→ Task to complete
Output the data that follows exactly, line for line.

● ● ● ● ●

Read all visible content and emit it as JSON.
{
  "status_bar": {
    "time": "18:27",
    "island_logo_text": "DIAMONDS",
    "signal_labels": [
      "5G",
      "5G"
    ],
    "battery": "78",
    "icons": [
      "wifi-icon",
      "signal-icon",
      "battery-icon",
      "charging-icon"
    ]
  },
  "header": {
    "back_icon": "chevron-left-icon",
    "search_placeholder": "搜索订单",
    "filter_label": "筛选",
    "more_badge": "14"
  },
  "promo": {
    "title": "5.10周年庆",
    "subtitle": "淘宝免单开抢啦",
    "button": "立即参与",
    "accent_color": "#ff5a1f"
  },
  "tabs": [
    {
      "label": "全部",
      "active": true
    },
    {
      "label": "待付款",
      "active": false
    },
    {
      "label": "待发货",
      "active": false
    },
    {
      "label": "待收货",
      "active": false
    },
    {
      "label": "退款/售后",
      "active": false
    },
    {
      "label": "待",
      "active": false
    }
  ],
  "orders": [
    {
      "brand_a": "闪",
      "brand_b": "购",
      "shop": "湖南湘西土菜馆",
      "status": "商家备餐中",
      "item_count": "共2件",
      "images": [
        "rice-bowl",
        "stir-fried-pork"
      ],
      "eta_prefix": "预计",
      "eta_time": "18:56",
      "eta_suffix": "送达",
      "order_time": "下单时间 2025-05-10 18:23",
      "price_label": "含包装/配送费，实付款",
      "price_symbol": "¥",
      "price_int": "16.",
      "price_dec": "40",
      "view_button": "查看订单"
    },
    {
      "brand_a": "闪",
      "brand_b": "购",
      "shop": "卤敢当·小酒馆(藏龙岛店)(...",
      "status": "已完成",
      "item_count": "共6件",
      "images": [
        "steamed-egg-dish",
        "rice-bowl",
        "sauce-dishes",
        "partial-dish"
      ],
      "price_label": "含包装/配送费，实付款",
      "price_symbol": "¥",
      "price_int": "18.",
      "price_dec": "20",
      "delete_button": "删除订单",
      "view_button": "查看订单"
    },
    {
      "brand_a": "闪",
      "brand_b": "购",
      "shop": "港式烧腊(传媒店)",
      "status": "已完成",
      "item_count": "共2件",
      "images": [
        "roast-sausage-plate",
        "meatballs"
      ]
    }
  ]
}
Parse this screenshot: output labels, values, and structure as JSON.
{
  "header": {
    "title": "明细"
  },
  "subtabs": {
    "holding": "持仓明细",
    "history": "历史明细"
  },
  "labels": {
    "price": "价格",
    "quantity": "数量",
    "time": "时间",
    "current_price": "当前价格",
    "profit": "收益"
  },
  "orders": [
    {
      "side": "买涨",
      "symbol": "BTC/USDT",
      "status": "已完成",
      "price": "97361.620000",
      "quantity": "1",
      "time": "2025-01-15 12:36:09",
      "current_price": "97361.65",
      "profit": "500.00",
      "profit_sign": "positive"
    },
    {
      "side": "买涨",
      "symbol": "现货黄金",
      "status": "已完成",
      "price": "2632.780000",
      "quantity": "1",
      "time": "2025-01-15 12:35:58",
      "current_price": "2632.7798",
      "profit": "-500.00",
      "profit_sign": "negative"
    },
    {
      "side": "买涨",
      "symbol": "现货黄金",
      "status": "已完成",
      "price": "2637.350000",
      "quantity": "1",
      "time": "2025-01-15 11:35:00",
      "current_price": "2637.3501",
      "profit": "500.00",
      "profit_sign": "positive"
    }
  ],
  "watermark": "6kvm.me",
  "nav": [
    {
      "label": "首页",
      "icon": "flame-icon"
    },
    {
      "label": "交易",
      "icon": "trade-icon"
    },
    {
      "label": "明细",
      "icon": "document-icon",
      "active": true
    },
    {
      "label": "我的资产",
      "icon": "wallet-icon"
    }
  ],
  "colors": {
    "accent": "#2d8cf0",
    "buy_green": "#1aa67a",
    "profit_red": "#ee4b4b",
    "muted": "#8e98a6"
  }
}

● ● ● ● ●

→ Output of the exercise
Read all visible content and emit it as JSON.
{
  "status_bar": {
    "time": "18:27",
    "island_logo_text": "DIAMONDS",
    "signal_labels": [
      "5G",
      "5G"
    ],
    "battery": "78",
    "icons": [
      "wifi-icon",
      "signal-icon",
      "battery-icon",
      "charging-icon"
    ]
  },
  "header": {
    "back_icon": "chevron-left-icon",
    "search_placeholder": "搜索订单",
    "filter_label": "筛选",
    "more_badge": "14"
  },
  "promo": {
    "title": "5.10周年庆",
    "subtitle": "淘宝免单开抢啦",
    "button": "立即参与",
    "accent_color": "#ff5a1f"
  },
  "tabs": [
    {
      "label": "全部",
      "active": true
    },
    {
      "label": "待付款",
      "active": false
    },
    {
      "label": "待发货",
      "active": false
    },
    {
      "label": "待收货",
      "active": false
    },
    {
      "label": "退款/售后",
      "active": false
    },
    {
      "label": "待",
      "active": false
    }
  ],
  "orders": [
    {
      "brand_a": "闪",
      "brand_b": "购",
      "shop": "湖南湘西土菜馆",
      "status": "商家备餐中",
      "item_count": "共2件",
      "images": [
        "rice-bowl",
        "stir-fried-pork"
      ],
      "eta_prefix": "预计",
      "eta_time": "18:56",
      "eta_suffix": "送达",
      "order_time": "下单时间 2025-05-10 18:23",
      "price_label": "含包装/配送费，实付款",
      "price_symbol": "¥",
      "price_int": "16.",
      "price_dec": "40",
      "view_button": "查看订单"
    },
    {
      "brand_a": "闪",
      "brand_b": "购",
      "shop": "卤敢当·小酒馆(藏龙岛店)(...",
      "status": "已完成",
      "item_count": "共6件",
      "images": [
        "steamed-egg-dish",
        "rice-bowl",
        "sauce-dishes",
        "partial-dish"
      ],
      "price_label": "含包装/配送费，实付款",
      "price_symbol": "¥",
      "price_int": "18.",
      "price_dec": "20",
      "delete_button": "删除订单",
      "view_button": "查看订单"
    },
    {
      "brand_a": "闪",
      "brand_b": "购",
      "shop": "港式烧腊(传媒店)",
      "status": "已完成",
      "item_count": "共2件",
      "images": [
        "roast-sausage-plate",
        "meatballs"
      ]
    }
  ]
}
Parse this screenshot: output labels, values, and structure as JSON.
{
  "header": {
    "title": "明细"
  },
  "subtabs": {
    "holding": "持仓明细",
    "history": "历史明细"
  },
  "labels": {
    "price": "价格",
    "quantity": "数量",
    "time": "时间",
    "current_price": "当前价格",
    "profit": "收益"
  },
  "orders": [
    {
      "side": "买涨",
      "symbol": "BTC/USDT",
      "status": "已完成",
      "price": "97361.620000",
      "quantity": "1",
      "time": "2025-01-15 12:36:09",
      "current_price": "97361.65",
      "profit": "500.00",
      "profit_sign": "positive"
    },
    {
      "side": "买涨",
      "symbol": "现货黄金",
      "status": "已完成",
      "price": "2632.780000",
      "quantity": "1",
      "time": "2025-01-15 12:35:58",
      "current_price": "2632.7798",
      "profit": "-500.00",
      "profit_sign": "negative"
    },
    {
      "side": "买涨",
      "symbol": "现货黄金",
      "status": "已完成",
      "price": "2637.350000",
      "quantity": "1",
      "time": "2025-01-15 11:35:00",
      "current_price": "2637.3501",
      "profit": "500.00",
      "profit_sign": "positive"
    }
  ],
  "watermark": "6kvm.me",
  "nav": [
    {
      "label": "首页",
      "icon": "flame-icon"
    },
    {
      "label": "交易",
      "icon": "trade-icon"
    },
    {
      "label": "明细",
      "icon": "document-icon",
      "active": true
    },
    {
      "label": "我的资产",
      "icon": "wallet-icon"
    }
  ],
  "colors": {
    "accent": "#2d8cf0",
    "buy_green": "#1aa67a",
    "profit_red": "#ee4b4b",
    "muted": "#8e98a6"
  }
}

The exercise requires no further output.